** Rows from a dataset **
◇ ◇ ◇ ◇
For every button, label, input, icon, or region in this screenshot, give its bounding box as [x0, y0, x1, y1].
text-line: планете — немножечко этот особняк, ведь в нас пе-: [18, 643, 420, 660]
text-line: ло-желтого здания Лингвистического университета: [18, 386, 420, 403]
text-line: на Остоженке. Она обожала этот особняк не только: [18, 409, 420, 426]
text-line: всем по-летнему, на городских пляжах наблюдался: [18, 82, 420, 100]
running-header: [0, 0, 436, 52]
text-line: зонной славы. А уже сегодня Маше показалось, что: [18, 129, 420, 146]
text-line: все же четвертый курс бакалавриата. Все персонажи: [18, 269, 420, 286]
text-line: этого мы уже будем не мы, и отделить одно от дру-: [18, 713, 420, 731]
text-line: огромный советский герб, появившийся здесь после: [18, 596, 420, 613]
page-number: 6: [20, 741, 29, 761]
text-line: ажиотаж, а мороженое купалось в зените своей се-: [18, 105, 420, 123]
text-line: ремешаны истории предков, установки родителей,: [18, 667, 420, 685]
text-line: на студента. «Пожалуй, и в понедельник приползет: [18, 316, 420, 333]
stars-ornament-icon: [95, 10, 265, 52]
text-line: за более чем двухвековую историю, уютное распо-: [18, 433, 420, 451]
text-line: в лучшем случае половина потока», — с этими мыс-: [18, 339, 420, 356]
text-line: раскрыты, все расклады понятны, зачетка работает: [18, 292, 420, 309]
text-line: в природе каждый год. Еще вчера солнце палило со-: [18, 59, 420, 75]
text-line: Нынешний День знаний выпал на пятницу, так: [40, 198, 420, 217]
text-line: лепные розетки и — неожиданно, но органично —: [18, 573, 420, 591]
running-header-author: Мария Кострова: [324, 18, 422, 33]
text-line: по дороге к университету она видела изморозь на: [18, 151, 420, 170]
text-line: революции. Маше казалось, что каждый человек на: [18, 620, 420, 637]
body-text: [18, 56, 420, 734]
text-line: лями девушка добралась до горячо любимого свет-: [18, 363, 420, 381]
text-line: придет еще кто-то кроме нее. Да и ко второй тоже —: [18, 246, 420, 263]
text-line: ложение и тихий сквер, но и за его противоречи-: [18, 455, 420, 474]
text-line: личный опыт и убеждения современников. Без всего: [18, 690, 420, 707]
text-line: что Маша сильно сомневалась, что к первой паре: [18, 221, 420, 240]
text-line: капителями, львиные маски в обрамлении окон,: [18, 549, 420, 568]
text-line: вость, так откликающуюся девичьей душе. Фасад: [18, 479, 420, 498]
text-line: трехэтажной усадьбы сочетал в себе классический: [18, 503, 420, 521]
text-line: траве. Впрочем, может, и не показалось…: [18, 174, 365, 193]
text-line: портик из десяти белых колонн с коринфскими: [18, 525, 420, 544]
◇ ◇ ◇ ◇
** EXERCISE BRIEF **
Rewrite all of the rows above, replacing every instance of "text-line" with "line" and leaving everything else unchanged.

** REPLY **
For every button, label, input, icon, or region in this screenshot, give its bounding box as [x0, y0, x1, y1].
line: планете — немножечко этот особняк, ведь в нас пе-: [18, 643, 420, 660]
line: ло-желтого здания Лингвистического университета: [18, 386, 420, 403]
line: на Остоженке. Она обожала этот особняк не только: [18, 409, 420, 426]
line: всем по-летнему, на городских пляжах наблюдался: [18, 82, 420, 100]
running-header: [0, 0, 436, 52]
line: зонной славы. А уже сегодня Маше показалось, что: [18, 129, 420, 146]
line: все же четвертый курс бакалавриата. Все персонажи: [18, 269, 420, 286]
line: этого мы уже будем не мы, и отделить одно от дру-: [18, 713, 420, 731]
line: огромный советский герб, появившийся здесь после: [18, 596, 420, 613]
page-number: 6: [20, 741, 29, 761]
line: ажиотаж, а мороженое купалось в зените своей се-: [18, 105, 420, 123]
line: ремешаны истории предков, установки родителей,: [18, 667, 420, 685]
line: на студента. «Пожалуй, и в понедельник приползет: [18, 316, 420, 333]
stars-ornament-icon: [95, 10, 265, 52]
line: за более чем двухвековую историю, уютное распо-: [18, 433, 420, 451]
line: в лучшем случае половина потока», — с этими мыс-: [18, 339, 420, 356]
line: раскрыты, все расклады понятны, зачетка работает: [18, 292, 420, 309]
line: в природе каждый год. Еще вчера солнце палило со-: [18, 59, 420, 75]
line: Нынешний День знаний выпал на пятницу, так: [40, 198, 420, 217]
line: лепные розетки и — неожиданно, но органично —: [18, 573, 420, 591]
running-header-author: Мария Кострова: [324, 18, 422, 33]
line: по дороге к университету она видела изморозь на: [18, 151, 420, 170]
line: революции. Маше казалось, что каждый человек на: [18, 620, 420, 637]
body-text: [18, 56, 420, 734]
line: лями девушка добралась до горячо любимого свет-: [18, 363, 420, 381]
line: придет еще кто-то кроме нее. Да и ко второй тоже —: [18, 246, 420, 263]
line: ложение и тихий сквер, но и за его противоречи-: [18, 455, 420, 474]
line: личный опыт и убеждения современников. Без всего: [18, 690, 420, 707]
line: что Маша сильно сомневалась, что к первой паре: [18, 221, 420, 240]
line: капителями, львиные маски в обрамлении окон,: [18, 549, 420, 568]
line: вость, так откликающуюся девичьей душе. Фасад: [18, 479, 420, 498]
line: трехэтажной усадьбы сочетал в себе классический: [18, 503, 420, 521]
line: траве. Впрочем, может, и не показалось…: [18, 174, 365, 193]
line: портик из десяти белых колонн с коринфскими: [18, 525, 420, 544]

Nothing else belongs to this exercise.